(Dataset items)

-- START --

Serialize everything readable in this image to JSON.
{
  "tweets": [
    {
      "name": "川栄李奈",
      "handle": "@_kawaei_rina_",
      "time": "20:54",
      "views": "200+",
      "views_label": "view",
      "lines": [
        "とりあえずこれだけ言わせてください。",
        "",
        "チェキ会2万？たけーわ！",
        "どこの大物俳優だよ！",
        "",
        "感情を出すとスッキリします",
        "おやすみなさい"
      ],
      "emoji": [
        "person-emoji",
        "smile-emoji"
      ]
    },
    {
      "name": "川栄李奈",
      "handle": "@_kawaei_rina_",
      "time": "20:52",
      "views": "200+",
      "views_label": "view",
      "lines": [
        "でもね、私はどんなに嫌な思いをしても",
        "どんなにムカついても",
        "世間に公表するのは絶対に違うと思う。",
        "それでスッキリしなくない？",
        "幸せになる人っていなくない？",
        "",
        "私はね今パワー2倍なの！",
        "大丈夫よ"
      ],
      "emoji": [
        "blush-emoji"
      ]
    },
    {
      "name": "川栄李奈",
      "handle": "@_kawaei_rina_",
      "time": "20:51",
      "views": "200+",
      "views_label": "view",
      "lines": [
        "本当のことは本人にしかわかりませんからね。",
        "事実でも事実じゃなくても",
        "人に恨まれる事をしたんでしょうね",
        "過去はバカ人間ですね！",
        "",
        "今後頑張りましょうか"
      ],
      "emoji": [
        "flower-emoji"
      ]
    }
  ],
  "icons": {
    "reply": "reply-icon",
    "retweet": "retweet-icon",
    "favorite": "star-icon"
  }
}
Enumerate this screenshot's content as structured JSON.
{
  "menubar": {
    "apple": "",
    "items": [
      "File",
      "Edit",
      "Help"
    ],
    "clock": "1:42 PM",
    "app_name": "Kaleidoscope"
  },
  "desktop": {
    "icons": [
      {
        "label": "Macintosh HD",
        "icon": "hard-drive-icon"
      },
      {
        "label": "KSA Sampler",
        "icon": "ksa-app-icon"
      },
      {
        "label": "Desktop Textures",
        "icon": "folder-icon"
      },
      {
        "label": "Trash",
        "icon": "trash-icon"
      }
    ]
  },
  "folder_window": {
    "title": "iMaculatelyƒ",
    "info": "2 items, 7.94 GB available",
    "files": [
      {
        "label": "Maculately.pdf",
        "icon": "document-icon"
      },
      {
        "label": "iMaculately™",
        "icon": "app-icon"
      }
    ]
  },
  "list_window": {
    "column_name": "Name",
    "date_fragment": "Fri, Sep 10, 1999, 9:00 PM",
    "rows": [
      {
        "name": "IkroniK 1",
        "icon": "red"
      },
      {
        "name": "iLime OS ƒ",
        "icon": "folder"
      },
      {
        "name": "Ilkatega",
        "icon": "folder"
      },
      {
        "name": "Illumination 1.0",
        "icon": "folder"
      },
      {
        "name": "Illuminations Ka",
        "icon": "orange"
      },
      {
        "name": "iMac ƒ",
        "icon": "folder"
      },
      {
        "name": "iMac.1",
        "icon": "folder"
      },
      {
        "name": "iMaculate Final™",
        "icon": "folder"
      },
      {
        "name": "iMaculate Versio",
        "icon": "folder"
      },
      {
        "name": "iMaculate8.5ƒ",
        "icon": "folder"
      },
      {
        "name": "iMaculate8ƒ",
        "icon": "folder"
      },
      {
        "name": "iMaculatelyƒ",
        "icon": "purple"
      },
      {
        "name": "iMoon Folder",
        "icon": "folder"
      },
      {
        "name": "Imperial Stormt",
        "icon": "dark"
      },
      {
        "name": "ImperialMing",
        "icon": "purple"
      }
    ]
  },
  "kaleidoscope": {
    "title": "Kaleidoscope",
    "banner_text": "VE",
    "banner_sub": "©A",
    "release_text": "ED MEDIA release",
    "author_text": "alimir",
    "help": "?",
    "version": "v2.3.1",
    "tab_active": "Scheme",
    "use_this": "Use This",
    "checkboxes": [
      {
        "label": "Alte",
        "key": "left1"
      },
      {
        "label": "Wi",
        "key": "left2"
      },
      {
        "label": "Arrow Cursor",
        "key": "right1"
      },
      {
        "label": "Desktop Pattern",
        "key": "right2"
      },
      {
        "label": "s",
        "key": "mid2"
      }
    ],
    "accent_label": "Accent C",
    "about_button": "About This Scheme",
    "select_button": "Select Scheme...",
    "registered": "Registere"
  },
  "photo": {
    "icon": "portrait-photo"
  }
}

-- END --

DIRECTIVE » Reproduce the listing above word for word.

ANSWER TO THE EXERCISE »
Serialize everything readable in this image to JSON.
{
  "tweets": [
    {
      "name": "川栄李奈",
      "handle": "@_kawaei_rina_",
      "time": "20:54",
      "views": "200+",
      "views_label": "view",
      "lines": [
        "とりあえずこれだけ言わせてください。",
        "",
        "チェキ会2万？たけーわ！",
        "どこの大物俳優だよ！",
        "",
        "感情を出すとスッキリします",
        "おやすみなさい"
      ],
      "emoji": [
        "person-emoji",
        "smile-emoji"
      ]
    },
    {
      "name": "川栄李奈",
      "handle": "@_kawaei_rina_",
      "time": "20:52",
      "views": "200+",
      "views_label": "view",
      "lines": [
        "でもね、私はどんなに嫌な思いをしても",
        "どんなにムカついても",
        "世間に公表するのは絶対に違うと思う。",
        "それでスッキリしなくない？",
        "幸せになる人っていなくない？",
        "",
        "私はね今パワー2倍なの！",
        "大丈夫よ"
      ],
      "emoji": [
        "blush-emoji"
      ]
    },
    {
      "name": "川栄李奈",
      "handle": "@_kawaei_rina_",
      "time": "20:51",
      "views": "200+",
      "views_label": "view",
      "lines": [
        "本当のことは本人にしかわかりませんからね。",
        "事実でも事実じゃなくても",
        "人に恨まれる事をしたんでしょうね",
        "過去はバカ人間ですね！",
        "",
        "今後頑張りましょうか"
      ],
      "emoji": [
        "flower-emoji"
      ]
    }
  ],
  "icons": {
    "reply": "reply-icon",
    "retweet": "retweet-icon",
    "favorite": "star-icon"
  }
}
Enumerate this screenshot's content as structured JSON.
{
  "menubar": {
    "apple": "",
    "items": [
      "File",
      "Edit",
      "Help"
    ],
    "clock": "1:42 PM",
    "app_name": "Kaleidoscope"
  },
  "desktop": {
    "icons": [
      {
        "label": "Macintosh HD",
        "icon": "hard-drive-icon"
      },
      {
        "label": "KSA Sampler",
        "icon": "ksa-app-icon"
      },
      {
        "label": "Desktop Textures",
        "icon": "folder-icon"
      },
      {
        "label": "Trash",
        "icon": "trash-icon"
      }
    ]
  },
  "folder_window": {
    "title": "iMaculatelyƒ",
    "info": "2 items, 7.94 GB available",
    "files": [
      {
        "label": "Maculately.pdf",
        "icon": "document-icon"
      },
      {
        "label": "iMaculately™",
        "icon": "app-icon"
      }
    ]
  },
  "list_window": {
    "column_name": "Name",
    "date_fragment": "Fri, Sep 10, 1999, 9:00 PM",
    "rows": [
      {
        "name": "IkroniK 1",
        "icon": "red"
      },
      {
        "name": "iLime OS ƒ",
        "icon": "folder"
      },
      {
        "name": "Ilkatega",
        "icon": "folder"
      },
      {
        "name": "Illumination 1.0",
        "icon": "folder"
      },
      {
        "name": "Illuminations Ka",
        "icon": "orange"
      },
      {
        "name": "iMac ƒ",
        "icon": "folder"
      },
      {
        "name": "iMac.1",
        "icon": "folder"
      },
      {
        "name": "iMaculate Final™",
        "icon": "folder"
      },
      {
        "name": "iMaculate Versio",
        "icon": "folder"
      },
      {
        "name": "iMaculate8.5ƒ",
        "icon": "folder"
      },
      {
        "name": "iMaculate8ƒ",
        "icon": "folder"
      },
      {
        "name": "iMaculatelyƒ",
        "icon": "purple"
      },
      {
        "name": "iMoon Folder",
        "icon": "folder"
      },
      {
        "name": "Imperial Stormt",
        "icon": "dark"
      },
      {
        "name": "ImperialMing",
        "icon": "purple"
      }
    ]
  },
  "kaleidoscope": {
    "title": "Kaleidoscope",
    "banner_text": "VE",
    "banner_sub": "©A",
    "release_text": "ED MEDIA release",
    "author_text": "alimir",
    "help": "?",
    "version": "v2.3.1",
    "tab_active": "Scheme",
    "use_this": "Use This",
    "checkboxes": [
      {
        "label": "Alte",
        "key": "left1"
      },
      {
        "label": "Wi",
        "key": "left2"
      },
      {
        "label": "Arrow Cursor",
        "key": "right1"
      },
      {
        "label": "Desktop Pattern",
        "key": "right2"
      },
      {
        "label": "s",
        "key": "mid2"
      }
    ],
    "accent_label": "Accent C",
    "about_button": "About This Scheme",
    "select_button": "Select Scheme...",
    "registered": "Registere"
  },
  "photo": {
    "icon": "portrait-photo"
  }
}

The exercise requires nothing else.